• _The exercise_: Return each line of the data below exactly, omitting any pictures.

-- start Information shown --

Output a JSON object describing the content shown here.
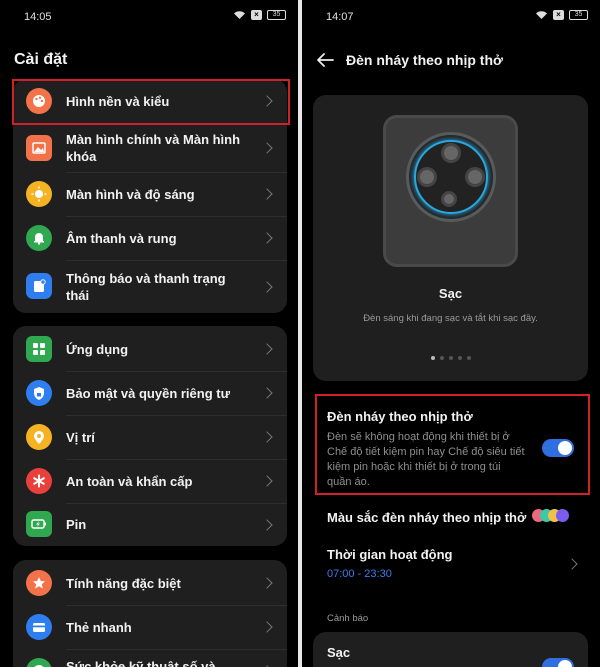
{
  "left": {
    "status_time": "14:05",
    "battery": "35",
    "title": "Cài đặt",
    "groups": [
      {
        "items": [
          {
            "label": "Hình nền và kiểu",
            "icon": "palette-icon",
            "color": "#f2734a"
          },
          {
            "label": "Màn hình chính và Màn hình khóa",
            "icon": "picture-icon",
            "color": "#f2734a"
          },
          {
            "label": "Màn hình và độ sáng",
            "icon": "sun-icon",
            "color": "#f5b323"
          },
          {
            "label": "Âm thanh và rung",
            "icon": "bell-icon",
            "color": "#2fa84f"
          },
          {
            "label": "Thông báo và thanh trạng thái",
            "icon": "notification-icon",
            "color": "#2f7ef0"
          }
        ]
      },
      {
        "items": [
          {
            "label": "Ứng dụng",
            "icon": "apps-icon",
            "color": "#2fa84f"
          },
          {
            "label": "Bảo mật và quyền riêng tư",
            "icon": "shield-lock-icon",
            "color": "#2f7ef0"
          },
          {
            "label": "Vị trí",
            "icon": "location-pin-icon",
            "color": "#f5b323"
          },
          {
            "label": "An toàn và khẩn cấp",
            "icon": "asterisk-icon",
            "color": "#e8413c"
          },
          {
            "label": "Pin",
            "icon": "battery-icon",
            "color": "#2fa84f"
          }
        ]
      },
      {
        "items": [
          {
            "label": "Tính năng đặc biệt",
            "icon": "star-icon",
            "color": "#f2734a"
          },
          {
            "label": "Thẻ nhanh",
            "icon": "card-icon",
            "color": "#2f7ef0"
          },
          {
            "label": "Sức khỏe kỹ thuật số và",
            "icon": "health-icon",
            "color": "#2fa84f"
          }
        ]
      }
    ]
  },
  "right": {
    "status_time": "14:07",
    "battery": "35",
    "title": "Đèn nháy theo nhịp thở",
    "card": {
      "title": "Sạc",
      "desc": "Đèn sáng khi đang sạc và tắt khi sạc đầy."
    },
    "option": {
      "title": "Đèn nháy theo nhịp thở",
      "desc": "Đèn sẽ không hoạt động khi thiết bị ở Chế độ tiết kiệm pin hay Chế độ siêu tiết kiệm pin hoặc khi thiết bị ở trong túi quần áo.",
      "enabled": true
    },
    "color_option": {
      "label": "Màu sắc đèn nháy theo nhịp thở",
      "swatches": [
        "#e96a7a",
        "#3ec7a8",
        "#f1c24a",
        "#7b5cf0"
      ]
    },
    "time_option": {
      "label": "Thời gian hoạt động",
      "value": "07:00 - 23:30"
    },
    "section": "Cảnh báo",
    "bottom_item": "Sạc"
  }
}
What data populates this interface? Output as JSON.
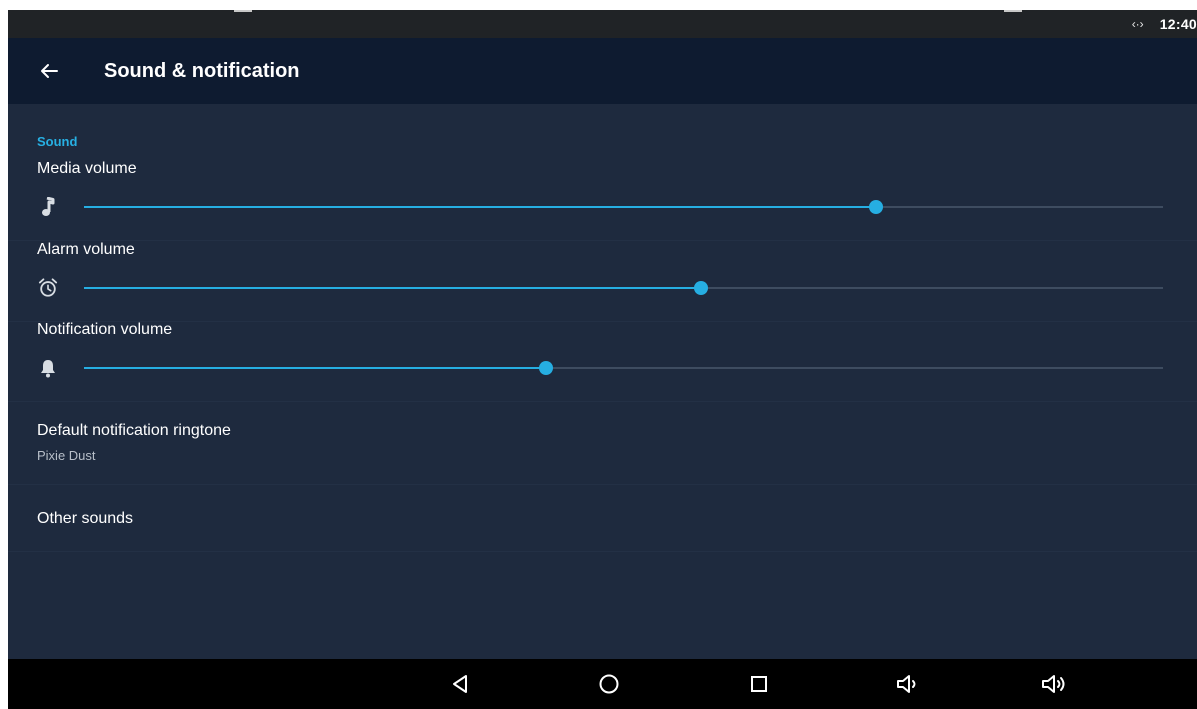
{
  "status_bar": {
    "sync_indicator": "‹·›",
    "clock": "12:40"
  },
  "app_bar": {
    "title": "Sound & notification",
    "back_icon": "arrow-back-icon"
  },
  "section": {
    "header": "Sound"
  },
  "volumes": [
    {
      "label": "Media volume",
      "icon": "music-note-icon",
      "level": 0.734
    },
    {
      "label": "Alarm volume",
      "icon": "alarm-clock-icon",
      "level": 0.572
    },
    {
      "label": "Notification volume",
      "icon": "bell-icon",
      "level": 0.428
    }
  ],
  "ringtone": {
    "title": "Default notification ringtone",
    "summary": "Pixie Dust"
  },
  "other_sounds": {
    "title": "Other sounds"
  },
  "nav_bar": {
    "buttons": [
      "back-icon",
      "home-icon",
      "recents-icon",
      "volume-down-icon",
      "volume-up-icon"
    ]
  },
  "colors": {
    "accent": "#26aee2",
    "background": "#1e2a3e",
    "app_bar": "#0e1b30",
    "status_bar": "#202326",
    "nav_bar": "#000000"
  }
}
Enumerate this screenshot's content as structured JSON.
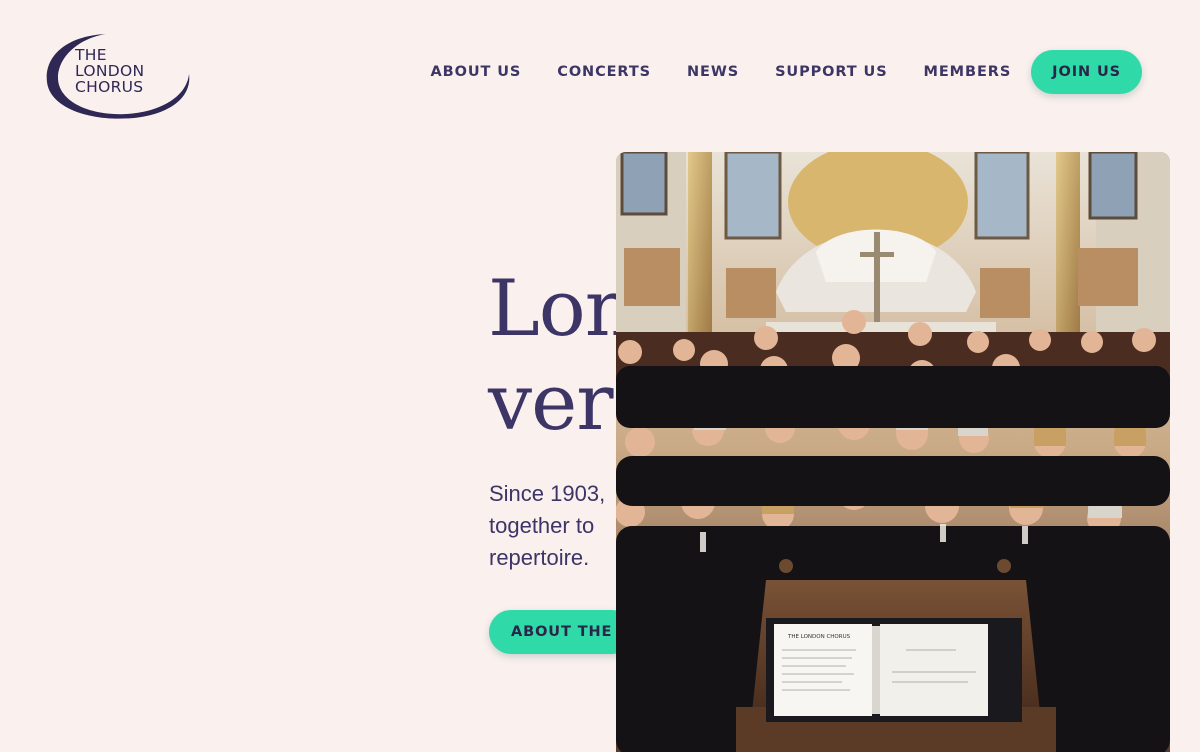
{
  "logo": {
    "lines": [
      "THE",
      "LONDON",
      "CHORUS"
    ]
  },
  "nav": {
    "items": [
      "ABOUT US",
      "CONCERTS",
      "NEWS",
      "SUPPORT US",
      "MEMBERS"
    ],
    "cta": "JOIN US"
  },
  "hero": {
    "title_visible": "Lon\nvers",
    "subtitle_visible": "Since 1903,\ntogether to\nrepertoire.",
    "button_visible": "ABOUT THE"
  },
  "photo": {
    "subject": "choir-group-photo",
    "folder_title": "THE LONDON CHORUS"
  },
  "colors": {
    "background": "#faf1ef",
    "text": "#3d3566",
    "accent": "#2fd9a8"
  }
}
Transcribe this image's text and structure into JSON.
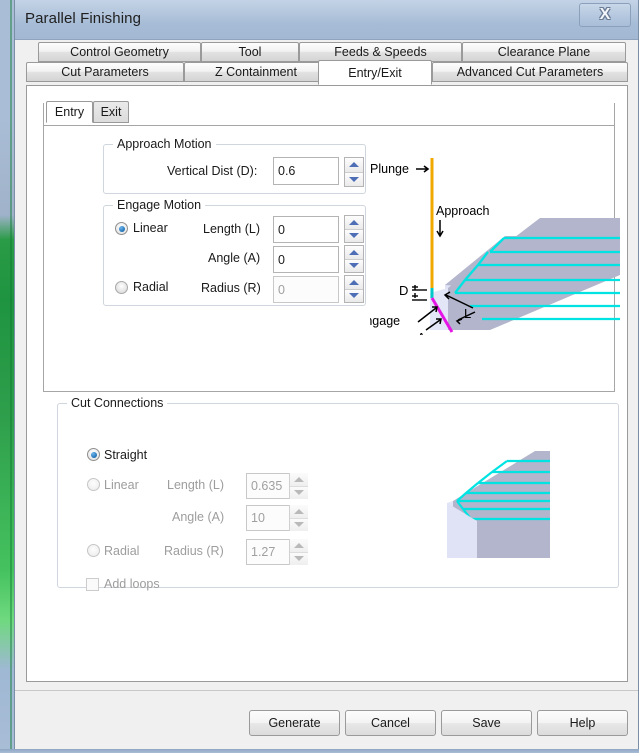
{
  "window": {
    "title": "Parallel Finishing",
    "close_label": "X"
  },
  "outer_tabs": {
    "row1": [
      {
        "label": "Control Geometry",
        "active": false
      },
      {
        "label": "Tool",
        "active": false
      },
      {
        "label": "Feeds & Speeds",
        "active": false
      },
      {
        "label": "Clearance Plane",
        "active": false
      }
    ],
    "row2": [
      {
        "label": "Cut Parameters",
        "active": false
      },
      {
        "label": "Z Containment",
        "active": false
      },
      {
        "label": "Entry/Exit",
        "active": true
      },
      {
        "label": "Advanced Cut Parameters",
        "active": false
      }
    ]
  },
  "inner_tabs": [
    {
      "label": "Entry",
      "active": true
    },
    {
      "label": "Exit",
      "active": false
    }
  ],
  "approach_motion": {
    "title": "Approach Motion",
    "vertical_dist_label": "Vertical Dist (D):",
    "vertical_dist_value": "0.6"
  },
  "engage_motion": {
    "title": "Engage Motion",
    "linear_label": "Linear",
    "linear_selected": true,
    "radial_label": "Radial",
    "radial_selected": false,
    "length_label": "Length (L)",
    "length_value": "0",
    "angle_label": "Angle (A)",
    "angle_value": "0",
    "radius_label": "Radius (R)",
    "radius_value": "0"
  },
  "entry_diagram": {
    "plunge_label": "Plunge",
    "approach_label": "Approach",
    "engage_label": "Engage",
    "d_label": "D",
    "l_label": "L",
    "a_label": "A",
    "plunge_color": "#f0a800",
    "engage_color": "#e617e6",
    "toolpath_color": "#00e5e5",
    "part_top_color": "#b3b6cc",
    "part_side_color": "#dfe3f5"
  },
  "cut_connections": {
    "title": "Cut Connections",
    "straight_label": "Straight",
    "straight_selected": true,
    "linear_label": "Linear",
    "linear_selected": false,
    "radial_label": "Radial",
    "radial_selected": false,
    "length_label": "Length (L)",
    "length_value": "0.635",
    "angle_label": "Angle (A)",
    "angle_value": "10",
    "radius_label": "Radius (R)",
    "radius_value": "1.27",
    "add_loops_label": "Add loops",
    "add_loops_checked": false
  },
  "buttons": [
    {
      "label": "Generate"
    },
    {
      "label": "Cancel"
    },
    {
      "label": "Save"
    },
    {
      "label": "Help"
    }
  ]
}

-- end Information shown --

• _The solution_:
Output a JSON object describing the content shown here.
{
  "left": {
    "status_time": "14:05",
    "battery": "35",
    "title": "Cài đặt",
    "groups": [
      {
        "items": [
          {
            "label": "Hình nền và kiểu",
            "icon": "palette-icon",
            "color": "#f2734a"
          },
          {
            "label": "Màn hình chính và Màn hình khóa",
            "icon": "picture-icon",
            "color": "#f2734a"
          },
          {
            "label": "Màn hình và độ sáng",
            "icon": "sun-icon",
            "color": "#f5b323"
          },
          {
            "label": "Âm thanh và rung",
            "icon": "bell-icon",
            "color": "#2fa84f"
          },
          {
            "label": "Thông báo và thanh trạng thái",
            "icon": "notification-icon",
            "color": "#2f7ef0"
          }
        ]
      },
      {
        "items": [
          {
            "label": "Ứng dụng",
            "icon": "apps-icon",
            "color": "#2fa84f"
          },
          {
            "label": "Bảo mật và quyền riêng tư",
            "icon": "shield-lock-icon",
            "color": "#2f7ef0"
          },
          {
            "label": "Vị trí",
            "icon": "location-pin-icon",
            "color": "#f5b323"
          },
          {
            "label": "An toàn và khẩn cấp",
            "icon": "asterisk-icon",
            "color": "#e8413c"
          },
          {
            "label": "Pin",
            "icon": "battery-icon",
            "color": "#2fa84f"
          }
        ]
      },
      {
        "items": [
          {
            "label": "Tính năng đặc biệt",
            "icon": "star-icon",
            "color": "#f2734a"
          },
          {
            "label": "Thẻ nhanh",
            "icon": "card-icon",
            "color": "#2f7ef0"
          },
          {
            "label": "Sức khỏe kỹ thuật số và",
            "icon": "health-icon",
            "color": "#2fa84f"
          }
        ]
      }
    ]
  },
  "right": {
    "status_time": "14:07",
    "battery": "35",
    "title": "Đèn nháy theo nhịp thở",
    "card": {
      "title": "Sạc",
      "desc": "Đèn sáng khi đang sạc và tắt khi sạc đầy."
    },
    "option": {
      "title": "Đèn nháy theo nhịp thở",
      "desc": "Đèn sẽ không hoạt động khi thiết bị ở Chế độ tiết kiệm pin hay Chế độ siêu tiết kiệm pin hoặc khi thiết bị ở trong túi quần áo.",
      "enabled": true
    },
    "color_option": {
      "label": "Màu sắc đèn nháy theo nhịp thở",
      "swatches": [
        "#e96a7a",
        "#3ec7a8",
        "#f1c24a",
        "#7b5cf0"
      ]
    },
    "time_option": {
      "label": "Thời gian hoạt động",
      "value": "07:00 - 23:30"
    },
    "section": "Cảnh báo",
    "bottom_item": "Sạc"
  }
}
What data populates this interface? Output as JSON.
{
  "status_bar": {
    "sync_indicator": "‹·›",
    "clock": "12:40"
  },
  "app_bar": {
    "title": "Sound & notification",
    "back_icon": "arrow-back-icon"
  },
  "section": {
    "header": "Sound"
  },
  "volumes": [
    {
      "label": "Media volume",
      "icon": "music-note-icon",
      "level": 0.734
    },
    {
      "label": "Alarm volume",
      "icon": "alarm-clock-icon",
      "level": 0.572
    },
    {
      "label": "Notification volume",
      "icon": "bell-icon",
      "level": 0.428
    }
  ],
  "ringtone": {
    "title": "Default notification ringtone",
    "summary": "Pixie Dust"
  },
  "other_sounds": {
    "title": "Other sounds"
  },
  "nav_bar": {
    "buttons": [
      "back-icon",
      "home-icon",
      "recents-icon",
      "volume-down-icon",
      "volume-up-icon"
    ]
  },
  "colors": {
    "accent": "#26aee2",
    "background": "#1e2a3e",
    "app_bar": "#0e1b30",
    "status_bar": "#202326",
    "nav_bar": "#000000"
  }
}
Enumerate this screenshot's content as structured JSON.
{
  "logo": {
    "lines": [
      "THE",
      "LONDON",
      "CHORUS"
    ]
  },
  "nav": {
    "items": [
      "ABOUT US",
      "CONCERTS",
      "NEWS",
      "SUPPORT US",
      "MEMBERS"
    ],
    "cta": "JOIN US"
  },
  "hero": {
    "title_visible": "Lon\nvers",
    "subtitle_visible": "Since 1903,\ntogether to\nrepertoire.",
    "button_visible": "ABOUT THE"
  },
  "photo": {
    "subject": "choir-group-photo",
    "folder_title": "THE LONDON CHORUS"
  },
  "colors": {
    "background": "#faf1ef",
    "text": "#3d3566",
    "accent": "#2fd9a8"
  }
}
Transcribe this image's text and structure into JSON.
{
  "window": {
    "title": "Parallel Finishing",
    "close_label": "X"
  },
  "outer_tabs": {
    "row1": [
      {
        "label": "Control Geometry",
        "active": false
      },
      {
        "label": "Tool",
        "active": false
      },
      {
        "label": "Feeds & Speeds",
        "active": false
      },
      {
        "label": "Clearance Plane",
        "active": false
      }
    ],
    "row2": [
      {
        "label": "Cut Parameters",
        "active": false
      },
      {
        "label": "Z Containment",
        "active": false
      },
      {
        "label": "Entry/Exit",
        "active": true
      },
      {
        "label": "Advanced Cut Parameters",
        "active": false
      }
    ]
  },
  "inner_tabs": [
    {
      "label": "Entry",
      "active": true
    },
    {
      "label": "Exit",
      "active": false
    }
  ],
  "approach_motion": {
    "title": "Approach Motion",
    "vertical_dist_label": "Vertical Dist (D):",
    "vertical_dist_value": "0.6"
  },
  "engage_motion": {
    "title": "Engage Motion",
    "linear_label": "Linear",
    "linear_selected": true,
    "radial_label": "Radial",
    "radial_selected": false,
    "length_label": "Length (L)",
    "length_value": "0",
    "angle_label": "Angle (A)",
    "angle_value": "0",
    "radius_label": "Radius (R)",
    "radius_value": "0"
  },
  "entry_diagram": {
    "plunge_label": "Plunge",
    "approach_label": "Approach",
    "engage_label": "Engage",
    "d_label": "D",
    "l_label": "L",
    "a_label": "A",
    "plunge_color": "#f0a800",
    "engage_color": "#e617e6",
    "toolpath_color": "#00e5e5",
    "part_top_color": "#b3b6cc",
    "part_side_color": "#dfe3f5"
  },
  "cut_connections": {
    "title": "Cut Connections",
    "straight_label": "Straight",
    "straight_selected": true,
    "linear_label": "Linear",
    "linear_selected": false,
    "radial_label": "Radial",
    "radial_selected": false,
    "length_label": "Length (L)",
    "length_value": "0.635",
    "angle_label": "Angle (A)",
    "angle_value": "10",
    "radius_label": "Radius (R)",
    "radius_value": "1.27",
    "add_loops_label": "Add loops",
    "add_loops_checked": false
  },
  "buttons": [
    {
      "label": "Generate"
    },
    {
      "label": "Cancel"
    },
    {
      "label": "Save"
    },
    {
      "label": "Help"
    }
  ]
}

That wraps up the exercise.